_AVAILABLE DATA_.
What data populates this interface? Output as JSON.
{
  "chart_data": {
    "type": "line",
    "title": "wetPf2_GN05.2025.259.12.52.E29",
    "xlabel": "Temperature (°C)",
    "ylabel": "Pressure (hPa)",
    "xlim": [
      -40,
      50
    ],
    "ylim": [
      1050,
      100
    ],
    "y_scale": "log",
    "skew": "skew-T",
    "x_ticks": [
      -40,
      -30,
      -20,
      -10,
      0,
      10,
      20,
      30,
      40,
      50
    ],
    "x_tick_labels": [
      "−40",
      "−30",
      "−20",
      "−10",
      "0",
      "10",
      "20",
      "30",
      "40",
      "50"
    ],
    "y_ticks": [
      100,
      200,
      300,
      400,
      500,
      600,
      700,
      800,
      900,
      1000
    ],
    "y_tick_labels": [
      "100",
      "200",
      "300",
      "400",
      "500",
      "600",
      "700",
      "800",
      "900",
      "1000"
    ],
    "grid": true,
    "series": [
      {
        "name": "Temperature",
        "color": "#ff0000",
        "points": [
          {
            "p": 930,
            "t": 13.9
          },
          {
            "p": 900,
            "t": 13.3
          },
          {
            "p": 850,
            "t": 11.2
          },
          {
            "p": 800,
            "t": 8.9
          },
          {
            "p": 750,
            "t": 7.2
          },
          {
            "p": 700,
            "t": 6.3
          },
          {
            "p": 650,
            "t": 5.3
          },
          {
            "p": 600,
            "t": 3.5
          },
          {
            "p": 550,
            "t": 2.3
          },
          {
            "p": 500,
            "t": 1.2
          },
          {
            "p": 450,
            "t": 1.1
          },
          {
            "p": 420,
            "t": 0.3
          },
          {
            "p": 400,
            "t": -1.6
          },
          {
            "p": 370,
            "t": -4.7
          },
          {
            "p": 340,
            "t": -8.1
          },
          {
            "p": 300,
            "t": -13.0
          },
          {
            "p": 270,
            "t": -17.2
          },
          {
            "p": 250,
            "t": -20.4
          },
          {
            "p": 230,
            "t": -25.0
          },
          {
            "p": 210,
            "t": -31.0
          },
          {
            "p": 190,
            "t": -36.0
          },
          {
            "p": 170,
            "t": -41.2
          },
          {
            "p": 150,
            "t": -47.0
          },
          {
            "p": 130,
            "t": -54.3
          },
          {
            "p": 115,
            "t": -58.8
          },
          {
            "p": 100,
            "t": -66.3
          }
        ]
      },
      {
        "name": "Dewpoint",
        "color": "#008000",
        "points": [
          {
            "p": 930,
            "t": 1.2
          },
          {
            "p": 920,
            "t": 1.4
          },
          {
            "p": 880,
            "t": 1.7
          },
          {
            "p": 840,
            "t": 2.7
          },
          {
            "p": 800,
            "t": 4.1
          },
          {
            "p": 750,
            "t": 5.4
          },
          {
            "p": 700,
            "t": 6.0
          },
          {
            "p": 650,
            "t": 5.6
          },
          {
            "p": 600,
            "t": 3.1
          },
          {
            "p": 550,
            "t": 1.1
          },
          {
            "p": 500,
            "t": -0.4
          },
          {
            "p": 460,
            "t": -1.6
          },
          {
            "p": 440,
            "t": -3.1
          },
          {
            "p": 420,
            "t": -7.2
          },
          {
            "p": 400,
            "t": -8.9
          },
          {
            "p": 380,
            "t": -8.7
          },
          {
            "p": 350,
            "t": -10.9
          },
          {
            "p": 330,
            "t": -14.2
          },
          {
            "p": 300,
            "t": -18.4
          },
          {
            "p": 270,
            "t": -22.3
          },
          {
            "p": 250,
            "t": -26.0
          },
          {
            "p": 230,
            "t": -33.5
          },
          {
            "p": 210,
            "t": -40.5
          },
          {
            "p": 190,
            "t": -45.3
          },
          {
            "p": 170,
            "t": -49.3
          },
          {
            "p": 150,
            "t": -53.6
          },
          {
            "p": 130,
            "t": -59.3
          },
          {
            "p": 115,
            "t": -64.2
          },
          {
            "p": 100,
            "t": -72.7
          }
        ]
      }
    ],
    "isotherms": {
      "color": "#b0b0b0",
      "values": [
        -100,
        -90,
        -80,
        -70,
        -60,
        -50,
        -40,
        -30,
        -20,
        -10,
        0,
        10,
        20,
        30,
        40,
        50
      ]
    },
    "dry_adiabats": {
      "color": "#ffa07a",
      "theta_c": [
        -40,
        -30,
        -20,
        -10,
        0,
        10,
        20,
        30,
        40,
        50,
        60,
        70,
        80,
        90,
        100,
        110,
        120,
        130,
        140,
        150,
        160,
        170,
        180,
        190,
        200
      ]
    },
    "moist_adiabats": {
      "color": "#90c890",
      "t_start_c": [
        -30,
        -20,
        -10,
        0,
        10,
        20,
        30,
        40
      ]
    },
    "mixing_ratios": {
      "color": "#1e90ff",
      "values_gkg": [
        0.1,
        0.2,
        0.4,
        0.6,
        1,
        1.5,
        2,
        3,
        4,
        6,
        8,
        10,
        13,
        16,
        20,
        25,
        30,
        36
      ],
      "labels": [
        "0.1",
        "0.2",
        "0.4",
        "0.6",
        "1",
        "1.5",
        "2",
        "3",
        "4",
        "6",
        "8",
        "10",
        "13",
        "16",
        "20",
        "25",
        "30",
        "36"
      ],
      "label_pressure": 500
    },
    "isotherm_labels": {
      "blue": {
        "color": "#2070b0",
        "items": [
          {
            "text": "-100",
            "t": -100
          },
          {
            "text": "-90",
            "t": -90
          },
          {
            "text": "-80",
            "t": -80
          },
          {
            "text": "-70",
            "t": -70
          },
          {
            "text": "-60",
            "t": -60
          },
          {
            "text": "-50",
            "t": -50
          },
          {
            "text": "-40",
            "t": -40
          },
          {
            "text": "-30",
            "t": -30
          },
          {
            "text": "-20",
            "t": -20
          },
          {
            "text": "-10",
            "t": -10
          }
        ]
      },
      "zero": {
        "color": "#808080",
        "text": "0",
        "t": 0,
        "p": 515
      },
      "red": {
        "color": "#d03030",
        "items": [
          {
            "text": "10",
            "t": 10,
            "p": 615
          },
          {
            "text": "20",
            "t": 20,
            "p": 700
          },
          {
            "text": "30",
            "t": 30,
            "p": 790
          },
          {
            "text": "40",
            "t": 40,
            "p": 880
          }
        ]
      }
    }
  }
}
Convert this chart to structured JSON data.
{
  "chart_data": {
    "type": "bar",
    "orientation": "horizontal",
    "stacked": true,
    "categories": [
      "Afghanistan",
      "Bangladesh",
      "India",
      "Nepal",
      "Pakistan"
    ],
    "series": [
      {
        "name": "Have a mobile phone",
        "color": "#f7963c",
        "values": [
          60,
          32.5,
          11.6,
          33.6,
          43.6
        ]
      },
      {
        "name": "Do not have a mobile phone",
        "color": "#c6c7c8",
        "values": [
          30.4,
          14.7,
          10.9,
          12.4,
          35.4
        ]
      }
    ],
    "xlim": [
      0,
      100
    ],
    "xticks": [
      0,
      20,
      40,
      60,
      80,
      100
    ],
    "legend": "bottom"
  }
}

_GIVEN TASK_.
Every line from the one containing "Convert this chart to structured JSON data." through the last line of the entries must be written out verbatim, and no other line.

_THE SOLUTION_.
Convert this chart to structured JSON data.
{
  "chart_data": {
    "type": "bar",
    "orientation": "horizontal",
    "stacked": true,
    "categories": [
      "Afghanistan",
      "Bangladesh",
      "India",
      "Nepal",
      "Pakistan"
    ],
    "series": [
      {
        "name": "Have a mobile phone",
        "color": "#f7963c",
        "values": [
          60,
          32.5,
          11.6,
          33.6,
          43.6
        ]
      },
      {
        "name": "Do not have a mobile phone",
        "color": "#c6c7c8",
        "values": [
          30.4,
          14.7,
          10.9,
          12.4,
          35.4
        ]
      }
    ],
    "xlim": [
      0,
      100
    ],
    "xticks": [
      0,
      20,
      40,
      60,
      80,
      100
    ],
    "legend": "bottom"
  }
}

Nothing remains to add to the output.